----- SUPPLIED INFORMATION -----

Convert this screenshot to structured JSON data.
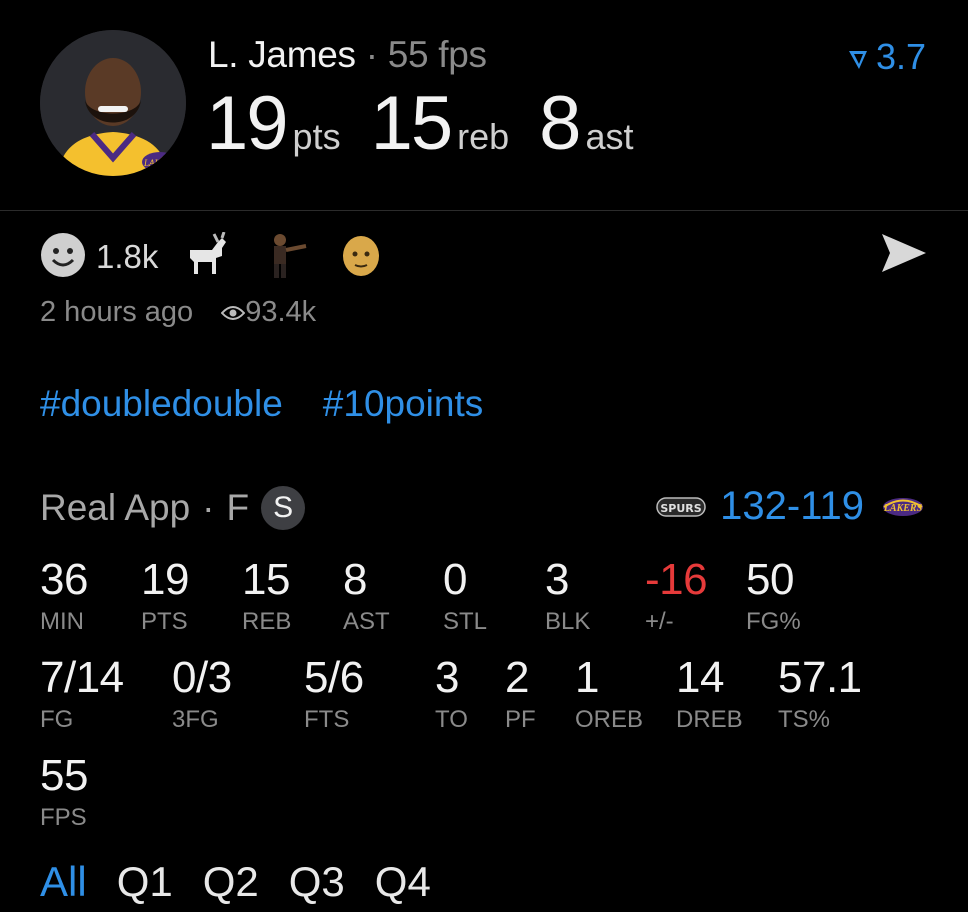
{
  "player": {
    "name": "L. James",
    "fps_label": "55 fps",
    "pts": "19",
    "pts_unit": "pts",
    "reb": "15",
    "reb_unit": "reb",
    "ast": "8",
    "ast_unit": "ast",
    "rating": "3.7"
  },
  "reactions": {
    "count": "1.8k",
    "emojis": [
      "smiley-face-icon",
      "goat-icon",
      "shrug-figure-icon",
      "bald-face-icon"
    ]
  },
  "post": {
    "time": "2 hours ago",
    "views": "93.4k"
  },
  "tags": [
    "#doubledouble",
    "#10points"
  ],
  "game": {
    "source": "Real App",
    "status": "F",
    "badge": "S",
    "score": "132-119",
    "home_logo": "SPURS",
    "away_logo": "LAKERS"
  },
  "stats_row1": [
    {
      "v": "36",
      "l": "MIN"
    },
    {
      "v": "19",
      "l": "PTS"
    },
    {
      "v": "15",
      "l": "REB"
    },
    {
      "v": "8",
      "l": "AST"
    },
    {
      "v": "0",
      "l": "STL"
    },
    {
      "v": "3",
      "l": "BLK"
    },
    {
      "v": "-16",
      "l": "+/-"
    },
    {
      "v": "50",
      "l": "FG%"
    }
  ],
  "stats_row2": [
    {
      "v": "7/14",
      "l": "FG"
    },
    {
      "v": "0/3",
      "l": "3FG"
    },
    {
      "v": "5/6",
      "l": "FTS"
    },
    {
      "v": "3",
      "l": "TO"
    },
    {
      "v": "2",
      "l": "PF"
    },
    {
      "v": "1",
      "l": "OREB"
    },
    {
      "v": "14",
      "l": "DREB"
    },
    {
      "v": "57.1",
      "l": "TS%"
    }
  ],
  "stats_row3": [
    {
      "v": "55",
      "l": "FPS"
    }
  ],
  "quarters": [
    "All",
    "Q1",
    "Q2",
    "Q3",
    "Q4"
  ],
  "colors": {
    "accent": "#2f8fe6",
    "negative": "#e63a3a",
    "lakers_gold": "#f2c230",
    "lakers_purple": "#4b2a82"
  }
}
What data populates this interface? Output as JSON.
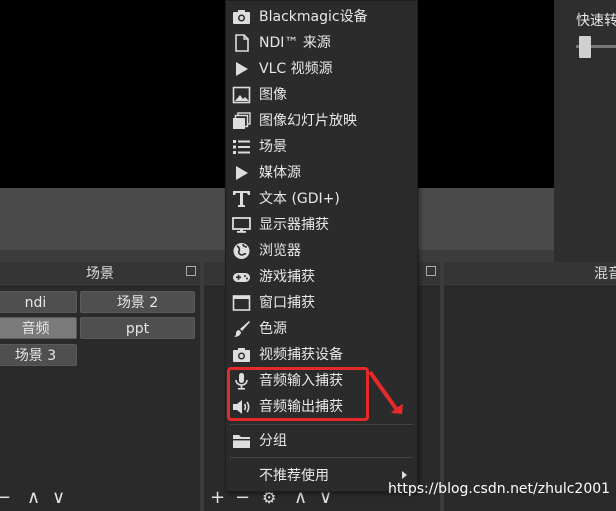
{
  "right_panel": {
    "title": "快速转"
  },
  "docks": {
    "scenes": {
      "title": "场景",
      "items": [
        "ndi",
        "场景 2",
        "音频",
        "ppt",
        "场景 3"
      ]
    },
    "mixer": {
      "title": "混音"
    },
    "toolbar": {
      "add": "+",
      "remove": "−",
      "up": "∧",
      "down": "∨"
    }
  },
  "menu": {
    "items": [
      {
        "label": "Blackmagic设备",
        "icon": "camera-icon"
      },
      {
        "label": "NDI™ 来源",
        "icon": "document-icon"
      },
      {
        "label": "VLC 视频源",
        "icon": "play-icon"
      },
      {
        "label": "图像",
        "icon": "image-icon"
      },
      {
        "label": "图像幻灯片放映",
        "icon": "slideshow-icon"
      },
      {
        "label": "场景",
        "icon": "list-icon"
      },
      {
        "label": "媒体源",
        "icon": "play-icon"
      },
      {
        "label": "文本 (GDI+)",
        "icon": "text-icon"
      },
      {
        "label": "显示器捕获",
        "icon": "monitor-icon"
      },
      {
        "label": "浏览器",
        "icon": "globe-icon"
      },
      {
        "label": "游戏捕获",
        "icon": "gamepad-icon"
      },
      {
        "label": "窗口捕获",
        "icon": "window-icon"
      },
      {
        "label": "色源",
        "icon": "brush-icon"
      },
      {
        "label": "视频捕获设备",
        "icon": "camera-icon"
      },
      {
        "label": "音频输入捕获",
        "icon": "microphone-icon"
      },
      {
        "label": "音频输出捕获",
        "icon": "speaker-icon"
      },
      {
        "label": "分组",
        "icon": "folder-icon"
      },
      {
        "label": "不推荐使用",
        "icon": "submenu-arrow-icon"
      }
    ]
  },
  "annotation": {
    "color": "#e42a2a"
  },
  "watermark": "https://blog.csdn.net/zhulc2001"
}
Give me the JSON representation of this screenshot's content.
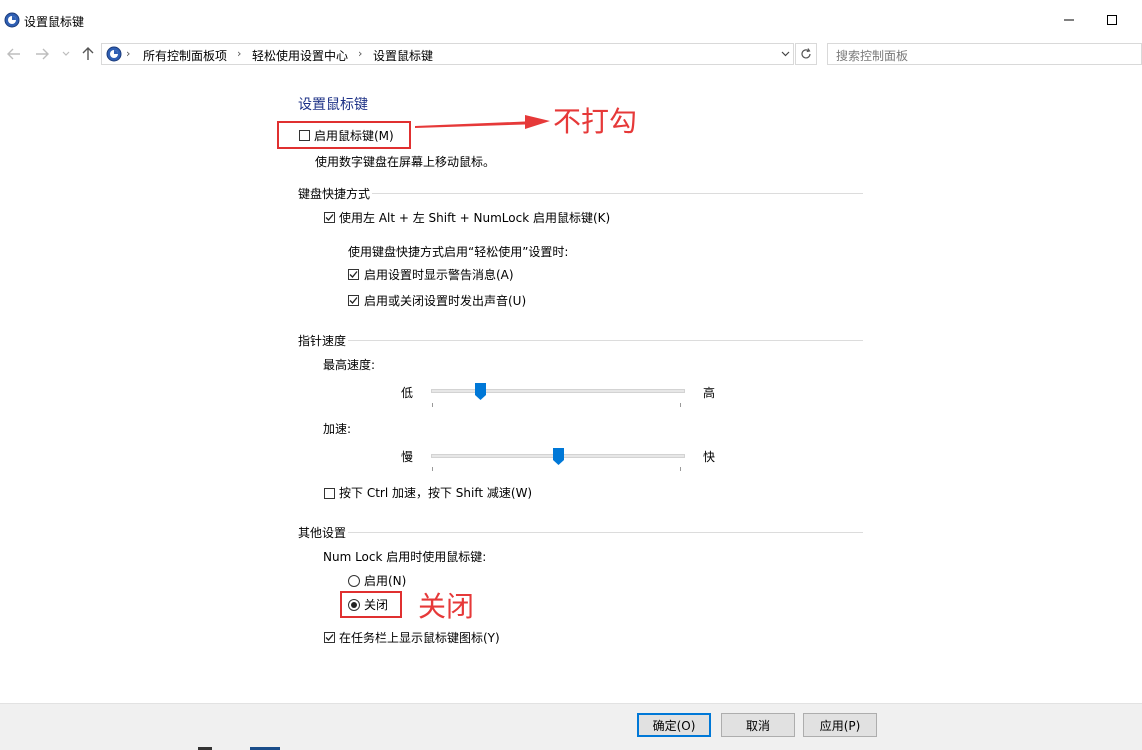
{
  "window": {
    "title": "设置鼠标键",
    "minimize_icon": "minimize-icon",
    "maximize_icon": "maximize-icon"
  },
  "nav": {
    "breadcrumbs": [
      "所有控制面板项",
      "轻松使用设置中心",
      "设置鼠标键"
    ],
    "search_placeholder": "搜索控制面板"
  },
  "content": {
    "title": "设置鼠标键",
    "enable_mousekeys": {
      "label": "启用鼠标键(M)",
      "checked": false
    },
    "enable_desc": "使用数字键盘在屏幕上移动鼠标。",
    "keyboard_shortcut": {
      "heading": "键盘快捷方式",
      "shortcut_option": {
        "label": "使用左 Alt + 左 Shift + NumLock 启用鼠标键(K)",
        "checked": true
      },
      "sub_heading": "使用键盘快捷方式启用“轻松使用”设置时:",
      "warning_option": {
        "label": "启用设置时显示警告消息(A)",
        "checked": true
      },
      "sound_option": {
        "label": "启用或关闭设置时发出声音(U)",
        "checked": true
      }
    },
    "pointer_speed": {
      "heading": "指针速度",
      "top_speed": {
        "label": "最高速度:",
        "low": "低",
        "high": "高",
        "value_fraction": 0.18
      },
      "acceleration": {
        "label": "加速:",
        "low": "慢",
        "high": "快",
        "value_fraction": 0.5
      },
      "ctrl_shift_option": {
        "label": "按下 Ctrl 加速，按下 Shift 减速(W)",
        "checked": false
      }
    },
    "other": {
      "heading": "其他设置",
      "numlock_label": "Num Lock 启用时使用鼠标键:",
      "radio_on": {
        "label": "启用(N)",
        "selected": false
      },
      "radio_off": {
        "label": "关闭",
        "selected": true
      },
      "taskbar_option": {
        "label": "在任务栏上显示鼠标键图标(Y)",
        "checked": true
      }
    }
  },
  "annotations": {
    "no_check": "不打勾",
    "close": "关闭",
    "color": "#e03030"
  },
  "footer": {
    "ok": "确定(O)",
    "cancel": "取消",
    "apply": "应用(P)"
  },
  "colors": {
    "title_blue": "#1e3287",
    "slider_blue": "#0078d7"
  }
}
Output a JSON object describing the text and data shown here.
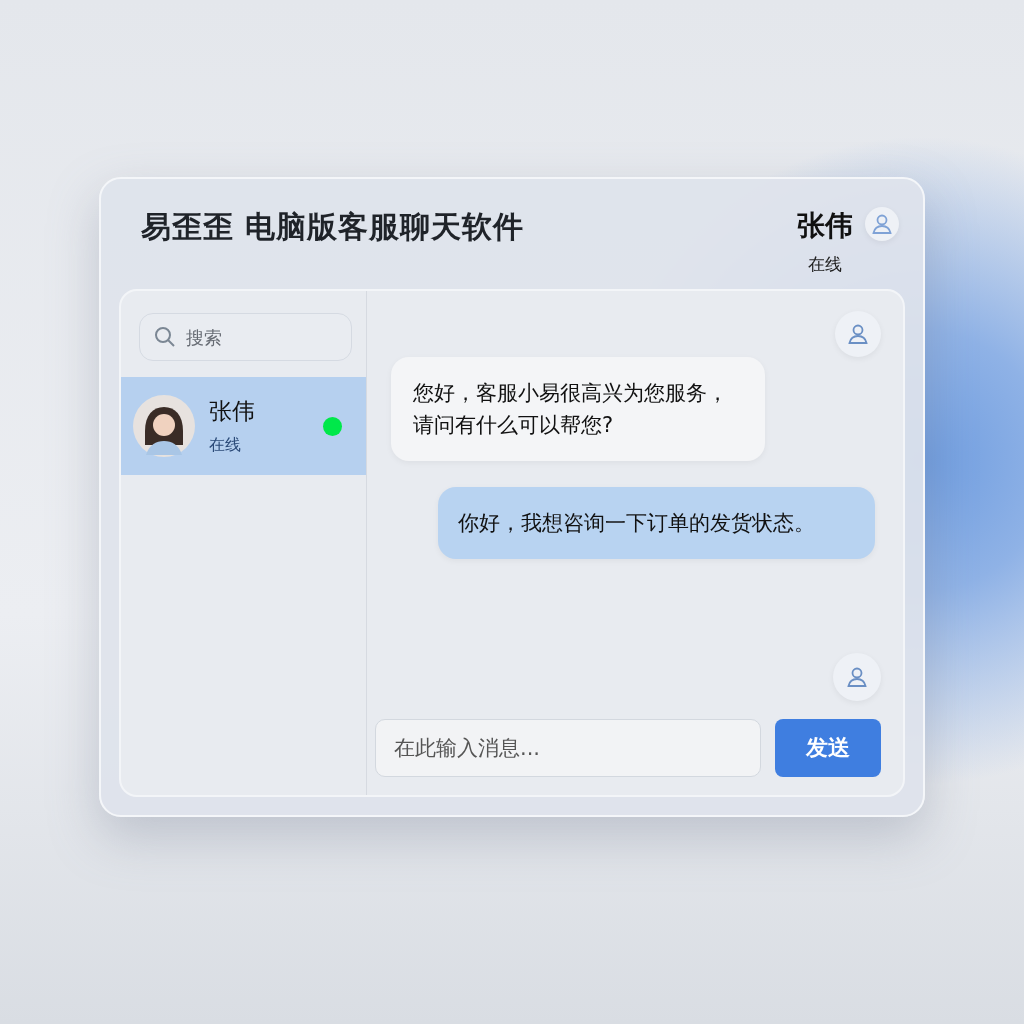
{
  "header": {
    "title": "易歪歪 电脑版客服聊天软件",
    "contact_name": "张伟",
    "contact_status": "在线"
  },
  "sidebar": {
    "search": {
      "placeholder": "搜索"
    },
    "contacts": [
      {
        "name": "张伟",
        "status": "在线",
        "selected": true,
        "color": "#00e84a"
      }
    ]
  },
  "messages": [
    {
      "kind": "incoming",
      "text": "您好，客服小易很高兴为您服务，请问有什么可以帮您?"
    },
    {
      "kind": "outgoing",
      "text": "你好，我想咨询一下订单的发货状态。"
    }
  ],
  "composer": {
    "placeholder": "在此输入消息...",
    "send_label": "发送"
  }
}
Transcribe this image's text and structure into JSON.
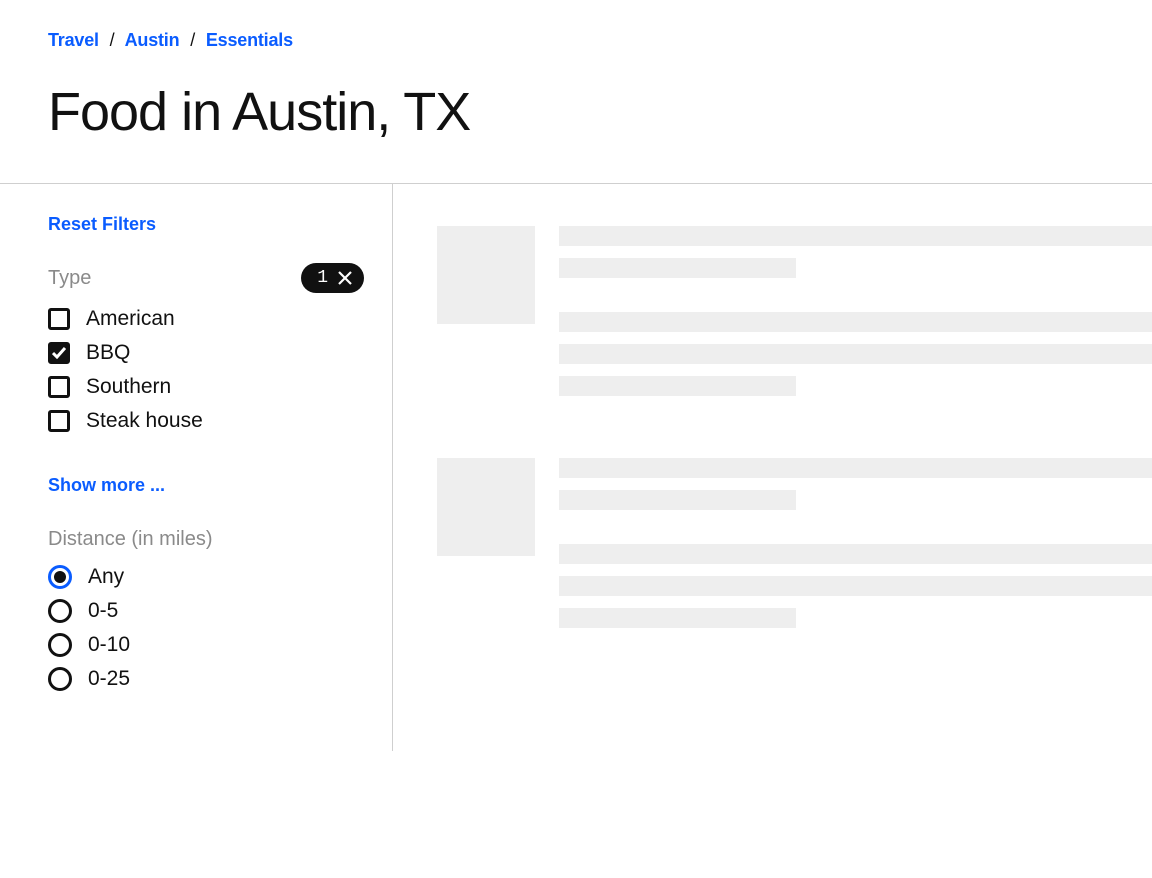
{
  "breadcrumb": {
    "items": [
      "Travel",
      "Austin",
      "Essentials"
    ],
    "separator": "/"
  },
  "page_title": "Food in Austin, TX",
  "sidebar": {
    "reset_label": "Reset Filters",
    "type_filter": {
      "heading": "Type",
      "active_count": "1",
      "options": [
        {
          "label": "American",
          "checked": false
        },
        {
          "label": "BBQ",
          "checked": true
        },
        {
          "label": "Southern",
          "checked": false
        },
        {
          "label": "Steak house",
          "checked": false
        }
      ]
    },
    "show_more_label": "Show more ...",
    "distance_filter": {
      "heading": "Distance (in miles)",
      "options": [
        {
          "label": "Any",
          "selected": true
        },
        {
          "label": "0-5",
          "selected": false
        },
        {
          "label": "0-10",
          "selected": false
        },
        {
          "label": "0-25",
          "selected": false
        }
      ]
    }
  }
}
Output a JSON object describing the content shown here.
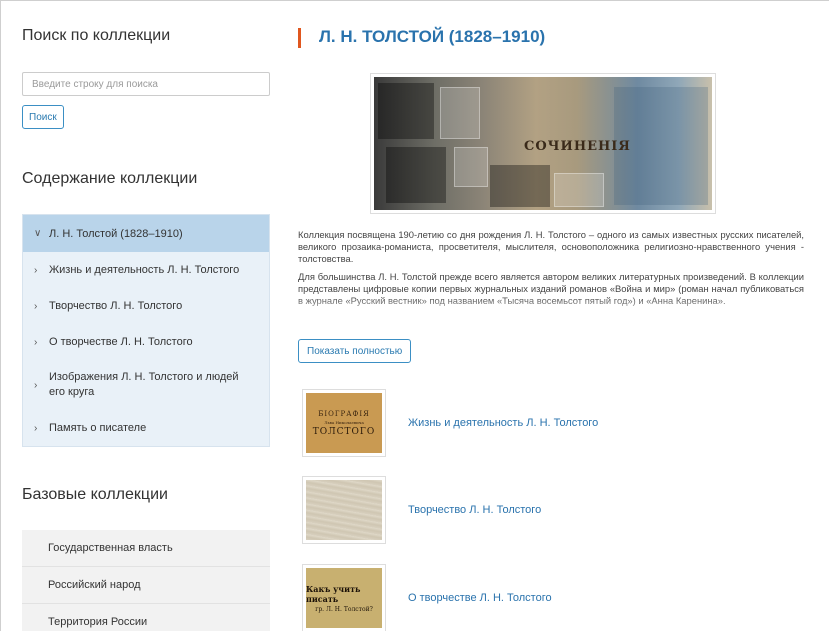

-----

EXERCISE: Starting at the line that contains "Output a JSON object describing the text", restate each line verbatim through the final line of the listing, skipping all pictures.

OUTPUT:
Output a JSON object describing the text and data shown here.
{
  "header": {
    "title": "易歪歪 电脑版客服聊天软件",
    "contact_name": "张伟",
    "contact_status": "在线"
  },
  "sidebar": {
    "search": {
      "placeholder": "搜索"
    },
    "contacts": [
      {
        "name": "张伟",
        "status": "在线",
        "selected": true,
        "color": "#00e84a"
      }
    ]
  },
  "messages": [
    {
      "kind": "incoming",
      "text": "您好，客服小易很高兴为您服务，请问有什么可以帮您?"
    },
    {
      "kind": "outgoing",
      "text": "你好，我想咨询一下订单的发货状态。"
    }
  ],
  "composer": {
    "placeholder": "在此输入消息...",
    "send_label": "发送"
  }
}
Transcribe this image's text and structure into JSON.
{
  "breadcrumb": {
    "items": [
      "Travel",
      "Austin",
      "Essentials"
    ],
    "separator": "/"
  },
  "page_title": "Food in Austin, TX",
  "sidebar": {
    "reset_label": "Reset Filters",
    "type_filter": {
      "heading": "Type",
      "active_count": "1",
      "options": [
        {
          "label": "American",
          "checked": false
        },
        {
          "label": "BBQ",
          "checked": true
        },
        {
          "label": "Southern",
          "checked": false
        },
        {
          "label": "Steak house",
          "checked": false
        }
      ]
    },
    "show_more_label": "Show more ...",
    "distance_filter": {
      "heading": "Distance (in miles)",
      "options": [
        {
          "label": "Any",
          "selected": true
        },
        {
          "label": "0-5",
          "selected": false
        },
        {
          "label": "0-10",
          "selected": false
        },
        {
          "label": "0-25",
          "selected": false
        }
      ]
    }
  }
}
Output a JSON object describing the content shown here.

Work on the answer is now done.